Problem set.
(a) Please give the Central Loire wine extract again from "Roumet, who founded" up to and including "Quincy and Reuilly.", changing "marketing" to "promotion".
(b) According to the Central Loire wine extract, how long ago did Roumet found the BIVC?
(c) List every individual appellation named in the Central Loire wine extract.

Roumet, who founded the BIVC to represent both the classic and less well-known region of the central Loire some 23 years ago, has also driven a shift in approach for the marketing of the region, with communications now focused on promoting Central Loire, rather than individual appellations such as Sancerre, Pouilly-Fume, Quincy and Reuilly.

“People know the grape variety but not the regions,” said Roumet.

With Sauvignon Blanc dominating production and sales from Central Loire, Roumet said that the new plant material will “allow thousands of possibilities”, with the appellations also collectively gearing up to better promote differences in styles, ranging from vines grown on soils including slate and limestone, with greater emphasis on terroir and single site expressions of the variety.

“We are not able to make low priced wines. But if we want to sell wines at €7, €9 or €12, we need more than nice wines, as you can find nice Sauvignon Blancs anywhere in the world,” explained Roumet.

“We need wines with character, they have to stand out,” he added. “We need to put our imprint on the wines and we can do that because we are small – Central Loire is a small percentage of French wine production, which means [it is] a very small percentage of world production.”

Provided material.
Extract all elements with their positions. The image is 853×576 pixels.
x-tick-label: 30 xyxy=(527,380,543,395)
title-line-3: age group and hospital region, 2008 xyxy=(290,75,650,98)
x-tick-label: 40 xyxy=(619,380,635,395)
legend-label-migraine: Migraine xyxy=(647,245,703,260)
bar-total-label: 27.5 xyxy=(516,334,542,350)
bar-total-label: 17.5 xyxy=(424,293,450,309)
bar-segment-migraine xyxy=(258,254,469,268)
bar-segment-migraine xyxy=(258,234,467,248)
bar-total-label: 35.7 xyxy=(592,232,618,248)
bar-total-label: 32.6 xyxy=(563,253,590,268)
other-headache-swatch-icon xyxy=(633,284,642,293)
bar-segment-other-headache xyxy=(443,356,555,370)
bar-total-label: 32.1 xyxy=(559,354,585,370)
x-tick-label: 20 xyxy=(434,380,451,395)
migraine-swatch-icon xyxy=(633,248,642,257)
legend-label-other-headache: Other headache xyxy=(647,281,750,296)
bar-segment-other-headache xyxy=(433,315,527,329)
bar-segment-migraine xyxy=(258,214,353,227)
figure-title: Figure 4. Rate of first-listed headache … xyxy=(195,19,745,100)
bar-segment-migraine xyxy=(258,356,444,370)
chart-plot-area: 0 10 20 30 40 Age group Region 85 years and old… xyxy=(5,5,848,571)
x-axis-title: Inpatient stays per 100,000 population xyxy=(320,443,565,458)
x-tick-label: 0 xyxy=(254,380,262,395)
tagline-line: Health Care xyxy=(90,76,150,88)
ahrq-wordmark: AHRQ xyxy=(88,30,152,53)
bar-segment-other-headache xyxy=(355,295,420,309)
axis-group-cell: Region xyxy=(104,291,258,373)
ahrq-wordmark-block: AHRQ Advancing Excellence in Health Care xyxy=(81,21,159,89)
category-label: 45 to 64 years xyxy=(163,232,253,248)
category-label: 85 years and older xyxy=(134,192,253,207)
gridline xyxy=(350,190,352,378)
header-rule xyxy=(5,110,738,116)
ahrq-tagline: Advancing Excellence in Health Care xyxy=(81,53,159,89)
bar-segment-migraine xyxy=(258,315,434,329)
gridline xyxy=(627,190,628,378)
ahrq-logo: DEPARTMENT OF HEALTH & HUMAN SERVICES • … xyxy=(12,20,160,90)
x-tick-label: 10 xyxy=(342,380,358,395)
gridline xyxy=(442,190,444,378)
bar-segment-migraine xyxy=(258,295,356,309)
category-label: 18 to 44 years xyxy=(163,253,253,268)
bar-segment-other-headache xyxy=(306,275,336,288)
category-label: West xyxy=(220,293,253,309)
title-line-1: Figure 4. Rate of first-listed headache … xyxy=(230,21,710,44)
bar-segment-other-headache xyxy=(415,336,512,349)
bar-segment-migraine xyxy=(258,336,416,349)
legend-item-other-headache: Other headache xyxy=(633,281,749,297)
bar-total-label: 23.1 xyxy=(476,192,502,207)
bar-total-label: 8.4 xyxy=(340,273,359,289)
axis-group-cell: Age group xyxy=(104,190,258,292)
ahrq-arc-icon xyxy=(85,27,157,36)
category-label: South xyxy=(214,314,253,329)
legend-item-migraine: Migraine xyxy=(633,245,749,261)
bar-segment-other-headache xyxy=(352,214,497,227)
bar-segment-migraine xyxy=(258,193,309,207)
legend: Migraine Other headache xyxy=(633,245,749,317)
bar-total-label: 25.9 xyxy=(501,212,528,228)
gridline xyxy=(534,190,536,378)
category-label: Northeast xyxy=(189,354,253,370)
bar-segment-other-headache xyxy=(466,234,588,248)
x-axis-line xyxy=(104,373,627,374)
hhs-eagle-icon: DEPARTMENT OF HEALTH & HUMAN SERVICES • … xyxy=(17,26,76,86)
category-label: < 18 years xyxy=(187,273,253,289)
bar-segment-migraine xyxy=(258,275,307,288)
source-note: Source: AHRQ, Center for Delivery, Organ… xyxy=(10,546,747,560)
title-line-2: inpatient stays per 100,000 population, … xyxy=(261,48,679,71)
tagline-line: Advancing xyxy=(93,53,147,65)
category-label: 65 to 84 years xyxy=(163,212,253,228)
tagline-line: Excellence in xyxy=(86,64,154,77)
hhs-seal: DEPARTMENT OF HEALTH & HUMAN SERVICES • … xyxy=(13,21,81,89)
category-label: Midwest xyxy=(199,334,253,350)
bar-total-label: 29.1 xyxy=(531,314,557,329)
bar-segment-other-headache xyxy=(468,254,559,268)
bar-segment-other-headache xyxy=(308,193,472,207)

Set of answers.
(a)
Roumet, who founded the BIVC to represent both the classic and less well-known region of the central Loire some 23 years ago, has also driven a shift in approach for the promotion of the region, with communications now focused on promoting Central Loire, rather than individual appellations such as Sancerre, Pouilly-Fume, Quincy and Reuilly.

(b) Some 23 years ago.

(c) Sancerre, Pouilly-Fume, Quincy, Reuilly